• Task objective
Reproduce every entry exactly, without alteration.

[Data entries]
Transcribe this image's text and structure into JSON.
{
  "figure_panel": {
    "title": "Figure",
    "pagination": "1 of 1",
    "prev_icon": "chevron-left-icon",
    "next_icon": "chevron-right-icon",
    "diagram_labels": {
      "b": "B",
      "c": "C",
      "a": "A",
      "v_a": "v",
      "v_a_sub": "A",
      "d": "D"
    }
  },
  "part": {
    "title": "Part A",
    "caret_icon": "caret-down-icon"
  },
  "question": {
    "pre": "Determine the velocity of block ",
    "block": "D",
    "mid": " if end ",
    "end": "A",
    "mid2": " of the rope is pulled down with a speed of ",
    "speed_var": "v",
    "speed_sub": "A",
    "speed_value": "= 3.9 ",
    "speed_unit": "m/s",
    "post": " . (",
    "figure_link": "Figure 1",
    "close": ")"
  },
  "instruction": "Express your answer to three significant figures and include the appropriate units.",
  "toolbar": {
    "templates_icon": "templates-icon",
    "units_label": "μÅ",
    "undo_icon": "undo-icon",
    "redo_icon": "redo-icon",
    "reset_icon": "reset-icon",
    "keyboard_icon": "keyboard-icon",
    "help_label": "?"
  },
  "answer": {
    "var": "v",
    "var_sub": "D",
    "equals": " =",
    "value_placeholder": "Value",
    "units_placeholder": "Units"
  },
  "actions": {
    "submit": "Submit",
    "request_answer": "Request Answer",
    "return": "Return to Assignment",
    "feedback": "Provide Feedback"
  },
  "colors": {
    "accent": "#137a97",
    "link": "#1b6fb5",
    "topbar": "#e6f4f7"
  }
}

• Exercise response
Transcribe this image's text and structure into JSON.
{
  "figure_panel": {
    "title": "Figure",
    "pagination": "1 of 1",
    "prev_icon": "chevron-left-icon",
    "next_icon": "chevron-right-icon",
    "diagram_labels": {
      "b": "B",
      "c": "C",
      "a": "A",
      "v_a": "v",
      "v_a_sub": "A",
      "d": "D"
    }
  },
  "part": {
    "title": "Part A",
    "caret_icon": "caret-down-icon"
  },
  "question": {
    "pre": "Determine the velocity of block ",
    "block": "D",
    "mid": " if end ",
    "end": "A",
    "mid2": " of the rope is pulled down with a speed of ",
    "speed_var": "v",
    "speed_sub": "A",
    "speed_value": "= 3.9 ",
    "speed_unit": "m/s",
    "post": " . (",
    "figure_link": "Figure 1",
    "close": ")"
  },
  "instruction": "Express your answer to three significant figures and include the appropriate units.",
  "toolbar": {
    "templates_icon": "templates-icon",
    "units_label": "μÅ",
    "undo_icon": "undo-icon",
    "redo_icon": "redo-icon",
    "reset_icon": "reset-icon",
    "keyboard_icon": "keyboard-icon",
    "help_label": "?"
  },
  "answer": {
    "var": "v",
    "var_sub": "D",
    "equals": " =",
    "value_placeholder": "Value",
    "units_placeholder": "Units"
  },
  "actions": {
    "submit": "Submit",
    "request_answer": "Request Answer",
    "return": "Return to Assignment",
    "feedback": "Provide Feedback"
  },
  "colors": {
    "accent": "#137a97",
    "link": "#1b6fb5",
    "topbar": "#e6f4f7"
  }
}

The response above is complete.